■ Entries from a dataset
((

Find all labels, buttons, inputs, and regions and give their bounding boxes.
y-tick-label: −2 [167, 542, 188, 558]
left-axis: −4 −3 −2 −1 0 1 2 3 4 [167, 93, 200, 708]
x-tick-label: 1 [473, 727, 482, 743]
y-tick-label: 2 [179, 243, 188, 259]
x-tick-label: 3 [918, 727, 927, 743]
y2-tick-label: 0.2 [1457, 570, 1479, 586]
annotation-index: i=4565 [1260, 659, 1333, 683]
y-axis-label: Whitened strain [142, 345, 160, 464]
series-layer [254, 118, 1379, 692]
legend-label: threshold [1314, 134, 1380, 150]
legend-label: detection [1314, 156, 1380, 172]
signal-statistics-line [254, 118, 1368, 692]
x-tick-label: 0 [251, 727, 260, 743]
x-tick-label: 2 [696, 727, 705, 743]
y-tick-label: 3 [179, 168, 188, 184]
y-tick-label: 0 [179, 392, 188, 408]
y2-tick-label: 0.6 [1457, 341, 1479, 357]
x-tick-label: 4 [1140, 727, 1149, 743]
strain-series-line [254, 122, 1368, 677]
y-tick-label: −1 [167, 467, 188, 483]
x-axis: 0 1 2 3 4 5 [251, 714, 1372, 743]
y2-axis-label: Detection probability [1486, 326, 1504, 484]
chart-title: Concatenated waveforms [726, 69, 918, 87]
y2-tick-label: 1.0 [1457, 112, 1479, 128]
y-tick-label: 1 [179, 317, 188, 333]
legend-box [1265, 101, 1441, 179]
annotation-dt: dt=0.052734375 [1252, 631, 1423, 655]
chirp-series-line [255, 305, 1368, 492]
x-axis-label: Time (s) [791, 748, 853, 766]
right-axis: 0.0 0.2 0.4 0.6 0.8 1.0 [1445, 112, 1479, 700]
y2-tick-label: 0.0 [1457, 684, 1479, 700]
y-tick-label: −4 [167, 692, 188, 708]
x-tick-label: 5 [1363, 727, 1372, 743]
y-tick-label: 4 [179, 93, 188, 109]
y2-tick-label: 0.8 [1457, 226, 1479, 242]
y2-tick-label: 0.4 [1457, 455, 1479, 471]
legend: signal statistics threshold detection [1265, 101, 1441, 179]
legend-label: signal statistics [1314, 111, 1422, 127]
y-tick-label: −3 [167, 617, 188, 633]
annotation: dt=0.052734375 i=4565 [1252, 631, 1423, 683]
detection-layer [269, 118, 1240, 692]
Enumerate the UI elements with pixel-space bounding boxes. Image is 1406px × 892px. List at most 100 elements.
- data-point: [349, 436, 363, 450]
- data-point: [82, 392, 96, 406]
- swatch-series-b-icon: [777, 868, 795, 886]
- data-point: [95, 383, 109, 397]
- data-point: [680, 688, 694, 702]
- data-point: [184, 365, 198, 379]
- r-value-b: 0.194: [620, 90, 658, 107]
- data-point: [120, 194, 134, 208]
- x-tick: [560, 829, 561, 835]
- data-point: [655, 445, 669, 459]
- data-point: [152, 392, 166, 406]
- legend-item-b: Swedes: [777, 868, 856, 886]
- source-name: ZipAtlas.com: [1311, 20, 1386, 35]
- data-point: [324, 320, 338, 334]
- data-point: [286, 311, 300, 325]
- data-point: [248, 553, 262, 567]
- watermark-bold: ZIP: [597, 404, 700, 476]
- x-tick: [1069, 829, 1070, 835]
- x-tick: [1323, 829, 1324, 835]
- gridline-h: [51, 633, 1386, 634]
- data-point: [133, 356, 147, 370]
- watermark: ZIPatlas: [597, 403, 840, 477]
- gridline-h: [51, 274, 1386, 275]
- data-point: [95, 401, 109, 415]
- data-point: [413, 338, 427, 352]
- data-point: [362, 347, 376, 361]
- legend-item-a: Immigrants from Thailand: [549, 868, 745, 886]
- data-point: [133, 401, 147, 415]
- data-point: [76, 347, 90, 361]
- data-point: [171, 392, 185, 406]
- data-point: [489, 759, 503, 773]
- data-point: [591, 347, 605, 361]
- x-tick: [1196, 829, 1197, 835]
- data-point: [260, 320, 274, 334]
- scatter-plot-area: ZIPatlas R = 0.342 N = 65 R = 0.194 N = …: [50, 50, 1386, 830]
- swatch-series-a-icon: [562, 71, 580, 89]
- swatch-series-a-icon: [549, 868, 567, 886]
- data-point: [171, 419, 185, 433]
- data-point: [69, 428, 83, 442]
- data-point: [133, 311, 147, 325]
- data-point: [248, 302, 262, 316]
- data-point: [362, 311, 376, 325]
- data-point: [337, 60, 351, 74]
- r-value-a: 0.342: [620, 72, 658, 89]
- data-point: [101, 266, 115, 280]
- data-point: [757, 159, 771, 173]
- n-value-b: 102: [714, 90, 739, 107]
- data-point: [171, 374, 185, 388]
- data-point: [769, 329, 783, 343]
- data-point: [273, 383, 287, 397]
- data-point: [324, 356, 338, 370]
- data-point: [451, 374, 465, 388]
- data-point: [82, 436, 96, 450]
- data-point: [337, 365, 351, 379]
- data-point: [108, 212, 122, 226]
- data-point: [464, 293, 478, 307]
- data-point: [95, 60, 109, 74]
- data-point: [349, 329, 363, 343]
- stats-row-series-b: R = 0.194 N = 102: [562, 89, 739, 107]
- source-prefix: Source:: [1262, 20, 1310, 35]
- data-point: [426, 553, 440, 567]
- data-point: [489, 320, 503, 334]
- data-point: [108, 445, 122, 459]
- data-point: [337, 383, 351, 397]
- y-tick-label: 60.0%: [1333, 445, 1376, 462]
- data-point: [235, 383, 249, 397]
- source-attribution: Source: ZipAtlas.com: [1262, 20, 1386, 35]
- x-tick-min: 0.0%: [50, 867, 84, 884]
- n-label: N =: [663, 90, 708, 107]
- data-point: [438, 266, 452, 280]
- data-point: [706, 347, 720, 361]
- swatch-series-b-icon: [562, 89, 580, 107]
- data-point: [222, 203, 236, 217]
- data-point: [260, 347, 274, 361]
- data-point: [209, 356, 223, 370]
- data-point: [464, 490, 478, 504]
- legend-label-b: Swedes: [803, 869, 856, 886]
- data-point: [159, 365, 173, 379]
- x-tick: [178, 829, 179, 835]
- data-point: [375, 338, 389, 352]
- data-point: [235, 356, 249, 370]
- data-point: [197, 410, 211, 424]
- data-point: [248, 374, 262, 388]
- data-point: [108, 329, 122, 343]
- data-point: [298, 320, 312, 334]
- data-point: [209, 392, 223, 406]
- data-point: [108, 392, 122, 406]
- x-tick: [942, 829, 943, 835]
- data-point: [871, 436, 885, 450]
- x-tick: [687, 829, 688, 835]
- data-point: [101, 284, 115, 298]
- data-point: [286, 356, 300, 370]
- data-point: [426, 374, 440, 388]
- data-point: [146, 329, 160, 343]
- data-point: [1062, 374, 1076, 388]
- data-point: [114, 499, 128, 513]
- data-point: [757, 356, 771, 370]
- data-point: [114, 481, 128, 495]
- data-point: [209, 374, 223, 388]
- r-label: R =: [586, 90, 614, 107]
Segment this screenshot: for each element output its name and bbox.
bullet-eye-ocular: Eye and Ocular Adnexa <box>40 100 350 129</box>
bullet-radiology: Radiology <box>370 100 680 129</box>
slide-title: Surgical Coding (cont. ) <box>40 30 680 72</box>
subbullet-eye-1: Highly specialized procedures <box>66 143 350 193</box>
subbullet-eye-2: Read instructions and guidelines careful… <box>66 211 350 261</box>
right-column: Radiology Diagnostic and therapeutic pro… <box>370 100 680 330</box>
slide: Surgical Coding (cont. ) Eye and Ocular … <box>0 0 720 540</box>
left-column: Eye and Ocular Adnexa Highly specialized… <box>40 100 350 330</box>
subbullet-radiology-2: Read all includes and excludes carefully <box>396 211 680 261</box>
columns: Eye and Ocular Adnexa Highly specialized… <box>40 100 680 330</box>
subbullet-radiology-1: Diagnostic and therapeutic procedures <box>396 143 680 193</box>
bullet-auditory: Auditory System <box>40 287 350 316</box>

))

■ Exercise
Print everything from the start of the data down to and including the line containing "x-axis-label: Time (s) [791, 748, 853, 766]", reproducing each line word for word.

■ The result
Find all labels, buttons, inputs, and regions and give their bounding boxes.
y-tick-label: −2 [167, 542, 188, 558]
left-axis: −4 −3 −2 −1 0 1 2 3 4 [167, 93, 200, 708]
x-tick-label: 1 [473, 727, 482, 743]
y-tick-label: 2 [179, 243, 188, 259]
x-tick-label: 3 [918, 727, 927, 743]
y2-tick-label: 0.2 [1457, 570, 1479, 586]
annotation-index: i=4565 [1260, 659, 1333, 683]
y-axis-label: Whitened strain [142, 345, 160, 464]
series-layer [254, 118, 1379, 692]
legend-label: threshold [1314, 134, 1380, 150]
legend-label: detection [1314, 156, 1380, 172]
signal-statistics-line [254, 118, 1368, 692]
x-tick-label: 0 [251, 727, 260, 743]
x-tick-label: 2 [696, 727, 705, 743]
y-tick-label: 3 [179, 168, 188, 184]
y-tick-label: 0 [179, 392, 188, 408]
y2-tick-label: 0.6 [1457, 341, 1479, 357]
x-tick-label: 4 [1140, 727, 1149, 743]
strain-series-line [254, 122, 1368, 677]
y-tick-label: −1 [167, 467, 188, 483]
x-axis: 0 1 2 3 4 5 [251, 714, 1372, 743]
y2-axis-label: Detection probability [1486, 326, 1504, 484]
chart-title: Concatenated waveforms [726, 69, 918, 87]
y2-tick-label: 1.0 [1457, 112, 1479, 128]
y-tick-label: 1 [179, 317, 188, 333]
legend-box [1265, 101, 1441, 179]
annotation-dt: dt=0.052734375 [1252, 631, 1423, 655]
chirp-series-line [255, 305, 1368, 492]
x-axis-label: Time (s) [791, 748, 853, 766]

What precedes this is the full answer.